■ **What is expected**
Set each record down exactly, excluding all images.

■ **Record excerpts**
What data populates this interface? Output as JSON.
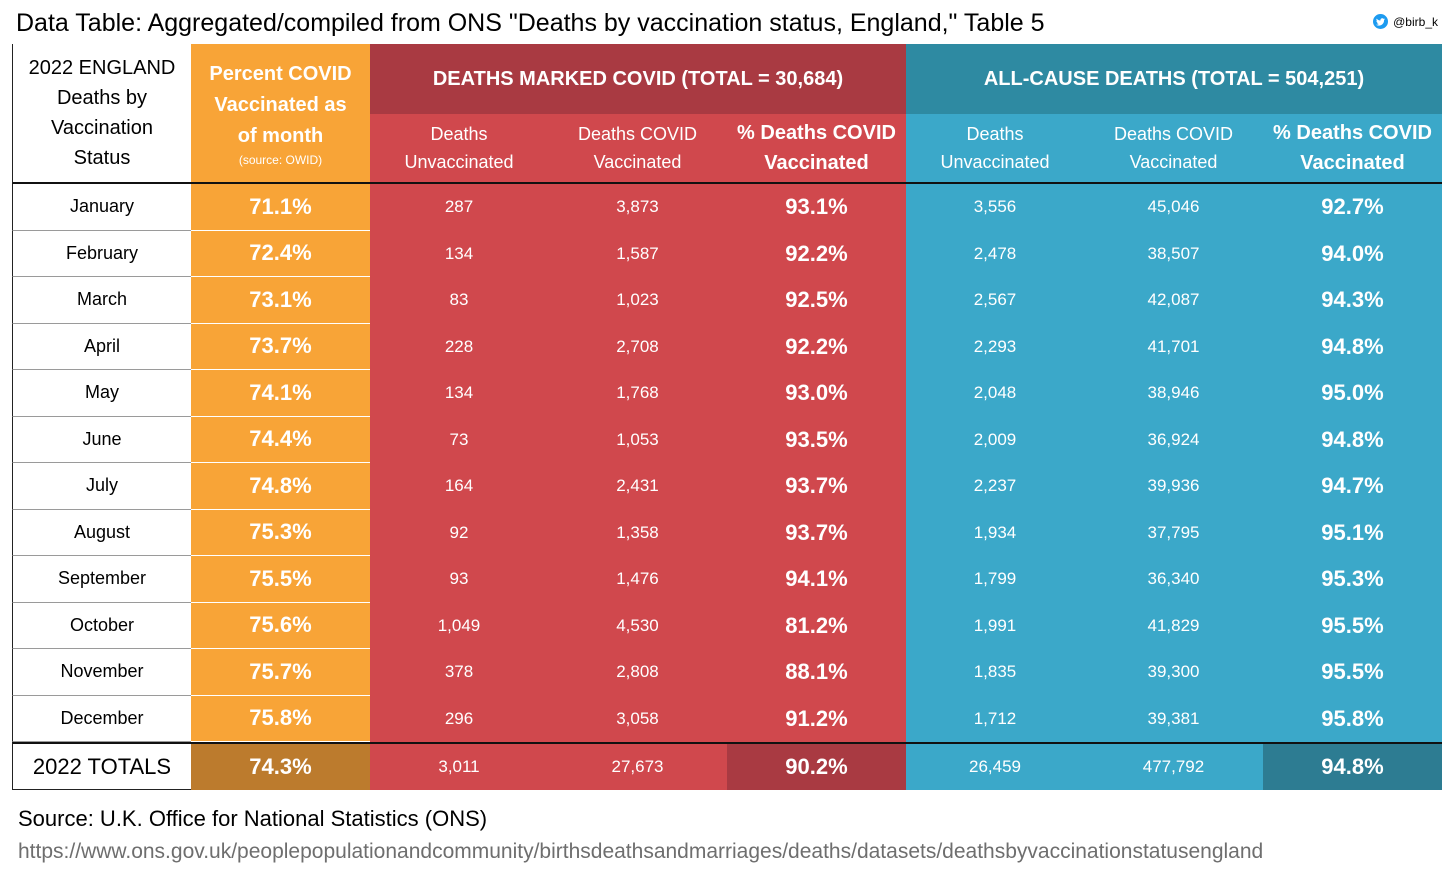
{
  "title": "Data Table: Aggregated/compiled from ONS \"Deaths by vaccination status, England,\" Table 5",
  "handle": "@birb_k",
  "icon": "twitter-bird-icon",
  "header": {
    "label": "2022 ENGLAND Deaths by Vaccination Status",
    "pct_title": "Percent COVID Vaccinated as of month",
    "pct_source": "(source: OWID)",
    "covid_group": "DEATHS MARKED COVID (TOTAL = 30,684)",
    "all_group": "ALL-CAUSE DEATHS (TOTAL = 504,251)",
    "covid_cols": [
      "Deaths Unvaccinated",
      "Deaths COVID Vaccinated",
      "% Deaths COVID Vaccinated"
    ],
    "all_cols": [
      "Deaths Unvaccinated",
      "Deaths COVID Vaccinated",
      "% Deaths COVID Vaccinated"
    ]
  },
  "rows": [
    [
      "January",
      "71.1%",
      "287",
      "3,873",
      "93.1%",
      "3,556",
      "45,046",
      "92.7%"
    ],
    [
      "February",
      "72.4%",
      "134",
      "1,587",
      "92.2%",
      "2,478",
      "38,507",
      "94.0%"
    ],
    [
      "March",
      "73.1%",
      "83",
      "1,023",
      "92.5%",
      "2,567",
      "42,087",
      "94.3%"
    ],
    [
      "April",
      "73.7%",
      "228",
      "2,708",
      "92.2%",
      "2,293",
      "41,701",
      "94.8%"
    ],
    [
      "May",
      "74.1%",
      "134",
      "1,768",
      "93.0%",
      "2,048",
      "38,946",
      "95.0%"
    ],
    [
      "June",
      "74.4%",
      "73",
      "1,053",
      "93.5%",
      "2,009",
      "36,924",
      "94.8%"
    ],
    [
      "July",
      "74.8%",
      "164",
      "2,431",
      "93.7%",
      "2,237",
      "39,936",
      "94.7%"
    ],
    [
      "August",
      "75.3%",
      "92",
      "1,358",
      "93.7%",
      "1,934",
      "37,795",
      "95.1%"
    ],
    [
      "September",
      "75.5%",
      "93",
      "1,476",
      "94.1%",
      "1,799",
      "36,340",
      "95.3%"
    ],
    [
      "October",
      "75.6%",
      "1,049",
      "4,530",
      "81.2%",
      "1,991",
      "41,829",
      "95.5%"
    ],
    [
      "November",
      "75.7%",
      "378",
      "2,808",
      "88.1%",
      "1,835",
      "39,300",
      "95.5%"
    ],
    [
      "December",
      "75.8%",
      "296",
      "3,058",
      "91.2%",
      "1,712",
      "39,381",
      "95.8%"
    ]
  ],
  "totals": [
    "2022 TOTALS",
    "74.3%",
    "3,011",
    "27,673",
    "90.2%",
    "26,459",
    "477,792",
    "94.8%"
  ],
  "source": "Source: U.K. Office for National Statistics (ONS)",
  "url": "https://www.ons.gov.uk/peoplepopulationandcommunity/birthsdeathsandmarriages/deaths/datasets/deathsbyvaccinationstatusengland"
}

■ **Written reply**
What data populates this interface? Output as JSON.
{
  "title": "Data Table: Aggregated/compiled from ONS \"Deaths by vaccination status, England,\" Table 5",
  "handle": "@birb_k",
  "icon": "twitter-bird-icon",
  "header": {
    "label": "2022 ENGLAND Deaths by Vaccination Status",
    "pct_title": "Percent COVID Vaccinated as of month",
    "pct_source": "(source: OWID)",
    "covid_group": "DEATHS MARKED COVID (TOTAL = 30,684)",
    "all_group": "ALL-CAUSE DEATHS (TOTAL = 504,251)",
    "covid_cols": [
      "Deaths Unvaccinated",
      "Deaths COVID Vaccinated",
      "% Deaths COVID Vaccinated"
    ],
    "all_cols": [
      "Deaths Unvaccinated",
      "Deaths COVID Vaccinated",
      "% Deaths COVID Vaccinated"
    ]
  },
  "rows": [
    [
      "January",
      "71.1%",
      "287",
      "3,873",
      "93.1%",
      "3,556",
      "45,046",
      "92.7%"
    ],
    [
      "February",
      "72.4%",
      "134",
      "1,587",
      "92.2%",
      "2,478",
      "38,507",
      "94.0%"
    ],
    [
      "March",
      "73.1%",
      "83",
      "1,023",
      "92.5%",
      "2,567",
      "42,087",
      "94.3%"
    ],
    [
      "April",
      "73.7%",
      "228",
      "2,708",
      "92.2%",
      "2,293",
      "41,701",
      "94.8%"
    ],
    [
      "May",
      "74.1%",
      "134",
      "1,768",
      "93.0%",
      "2,048",
      "38,946",
      "95.0%"
    ],
    [
      "June",
      "74.4%",
      "73",
      "1,053",
      "93.5%",
      "2,009",
      "36,924",
      "94.8%"
    ],
    [
      "July",
      "74.8%",
      "164",
      "2,431",
      "93.7%",
      "2,237",
      "39,936",
      "94.7%"
    ],
    [
      "August",
      "75.3%",
      "92",
      "1,358",
      "93.7%",
      "1,934",
      "37,795",
      "95.1%"
    ],
    [
      "September",
      "75.5%",
      "93",
      "1,476",
      "94.1%",
      "1,799",
      "36,340",
      "95.3%"
    ],
    [
      "October",
      "75.6%",
      "1,049",
      "4,530",
      "81.2%",
      "1,991",
      "41,829",
      "95.5%"
    ],
    [
      "November",
      "75.7%",
      "378",
      "2,808",
      "88.1%",
      "1,835",
      "39,300",
      "95.5%"
    ],
    [
      "December",
      "75.8%",
      "296",
      "3,058",
      "91.2%",
      "1,712",
      "39,381",
      "95.8%"
    ]
  ],
  "totals": [
    "2022 TOTALS",
    "74.3%",
    "3,011",
    "27,673",
    "90.2%",
    "26,459",
    "477,792",
    "94.8%"
  ],
  "source": "Source: U.K. Office for National Statistics (ONS)",
  "url": "https://www.ons.gov.uk/peoplepopulationandcommunity/birthsdeathsandmarriages/deaths/datasets/deathsbyvaccinationstatusengland"
}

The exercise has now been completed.